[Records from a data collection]
::::::
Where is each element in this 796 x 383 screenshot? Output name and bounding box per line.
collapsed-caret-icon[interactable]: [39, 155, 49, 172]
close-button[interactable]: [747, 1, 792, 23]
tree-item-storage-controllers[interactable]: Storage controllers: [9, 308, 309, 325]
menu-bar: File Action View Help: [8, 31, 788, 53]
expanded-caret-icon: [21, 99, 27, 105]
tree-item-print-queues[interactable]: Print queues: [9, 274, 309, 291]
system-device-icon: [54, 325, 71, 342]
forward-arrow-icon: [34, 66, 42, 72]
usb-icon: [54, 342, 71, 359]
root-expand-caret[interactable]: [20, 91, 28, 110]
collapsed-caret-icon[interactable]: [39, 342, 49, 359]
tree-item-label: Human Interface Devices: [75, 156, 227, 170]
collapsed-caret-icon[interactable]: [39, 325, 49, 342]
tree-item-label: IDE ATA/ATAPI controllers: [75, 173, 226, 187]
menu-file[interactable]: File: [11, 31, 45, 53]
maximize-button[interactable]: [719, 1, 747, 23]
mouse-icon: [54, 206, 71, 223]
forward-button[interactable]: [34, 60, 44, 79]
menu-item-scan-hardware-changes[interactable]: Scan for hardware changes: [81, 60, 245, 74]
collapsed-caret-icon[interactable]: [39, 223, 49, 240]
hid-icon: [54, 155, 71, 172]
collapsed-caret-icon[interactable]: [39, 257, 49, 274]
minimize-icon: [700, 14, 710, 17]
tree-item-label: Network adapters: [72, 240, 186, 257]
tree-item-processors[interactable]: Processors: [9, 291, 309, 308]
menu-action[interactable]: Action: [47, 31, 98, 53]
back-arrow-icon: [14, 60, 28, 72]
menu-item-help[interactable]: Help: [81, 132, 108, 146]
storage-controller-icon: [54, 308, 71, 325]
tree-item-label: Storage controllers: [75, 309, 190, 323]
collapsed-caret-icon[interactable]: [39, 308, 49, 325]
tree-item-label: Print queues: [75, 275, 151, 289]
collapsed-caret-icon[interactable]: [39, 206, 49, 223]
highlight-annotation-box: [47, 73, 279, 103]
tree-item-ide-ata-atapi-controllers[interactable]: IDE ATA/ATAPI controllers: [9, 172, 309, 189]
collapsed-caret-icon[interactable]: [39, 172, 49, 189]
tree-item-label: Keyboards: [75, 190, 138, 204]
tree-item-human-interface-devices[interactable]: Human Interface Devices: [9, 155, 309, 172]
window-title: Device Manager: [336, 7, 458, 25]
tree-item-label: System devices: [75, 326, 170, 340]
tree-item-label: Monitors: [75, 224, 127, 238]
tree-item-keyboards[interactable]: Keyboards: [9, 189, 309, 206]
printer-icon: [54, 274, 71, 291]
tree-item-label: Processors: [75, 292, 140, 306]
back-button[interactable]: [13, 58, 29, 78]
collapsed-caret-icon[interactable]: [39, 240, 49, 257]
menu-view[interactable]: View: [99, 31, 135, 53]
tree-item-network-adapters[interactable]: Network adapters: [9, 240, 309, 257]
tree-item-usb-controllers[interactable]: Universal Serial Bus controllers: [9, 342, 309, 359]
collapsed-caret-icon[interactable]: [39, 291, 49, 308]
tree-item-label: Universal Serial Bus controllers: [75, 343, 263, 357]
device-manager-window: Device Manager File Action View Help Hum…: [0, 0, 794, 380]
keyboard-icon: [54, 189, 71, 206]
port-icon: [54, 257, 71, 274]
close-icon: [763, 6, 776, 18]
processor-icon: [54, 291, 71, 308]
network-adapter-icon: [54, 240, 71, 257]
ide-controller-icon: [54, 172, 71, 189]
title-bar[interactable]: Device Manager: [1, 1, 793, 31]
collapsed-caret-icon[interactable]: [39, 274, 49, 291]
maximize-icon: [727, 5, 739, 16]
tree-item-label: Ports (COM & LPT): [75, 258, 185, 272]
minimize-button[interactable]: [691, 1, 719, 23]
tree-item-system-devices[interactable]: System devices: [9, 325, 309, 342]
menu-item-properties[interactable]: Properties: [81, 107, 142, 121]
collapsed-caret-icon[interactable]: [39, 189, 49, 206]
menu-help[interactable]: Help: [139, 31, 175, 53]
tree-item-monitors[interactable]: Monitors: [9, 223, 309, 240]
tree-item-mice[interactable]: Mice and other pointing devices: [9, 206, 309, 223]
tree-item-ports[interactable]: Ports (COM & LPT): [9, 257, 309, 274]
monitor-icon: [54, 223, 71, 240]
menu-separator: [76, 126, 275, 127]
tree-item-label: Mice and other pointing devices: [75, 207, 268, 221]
::::::
▶ **What is expected**:
Pull out every line of the listing above that contains the word "View", and copy each one.

▶ **Exercise solution**:
menu-bar: File Action View Help: [8, 31, 788, 53]
menu-view[interactable]: View: [99, 31, 135, 53]
device-manager-window: Device Manager File Action View Help Hum…: [0, 0, 794, 380]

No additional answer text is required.